Records from a data source:
++++++

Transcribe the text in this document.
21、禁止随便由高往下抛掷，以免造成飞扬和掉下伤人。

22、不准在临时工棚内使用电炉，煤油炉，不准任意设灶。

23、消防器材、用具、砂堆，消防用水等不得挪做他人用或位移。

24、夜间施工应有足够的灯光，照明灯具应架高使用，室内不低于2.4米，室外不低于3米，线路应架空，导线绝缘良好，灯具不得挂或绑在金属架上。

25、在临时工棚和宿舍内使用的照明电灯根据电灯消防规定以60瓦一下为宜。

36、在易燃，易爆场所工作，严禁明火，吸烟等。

++++++

Task objective: Retype the listing exactly, in full.

Solution for this exercise:
Transcribe the text in this document.
21、禁止随便由高往下抛掷，以免造成飞扬和掉下伤人。

22、不准在临时工棚内使用电炉，煤油炉，不准任意设灶。

23、消防器材、用具、砂堆，消防用水等不得挪做他人用或位移。

24、夜间施工应有足够的灯光，照明灯具应架高使用，室内不低于2.4米，室外不低于3米，线路应架空，导线绝缘良好，灯具不得挂或绑在金属架上。

25、在临时工棚和宿舍内使用的照明电灯根据电灯消防规定以60瓦一下为宜。

36、在易燃，易爆场所工作，严禁明火，吸烟等。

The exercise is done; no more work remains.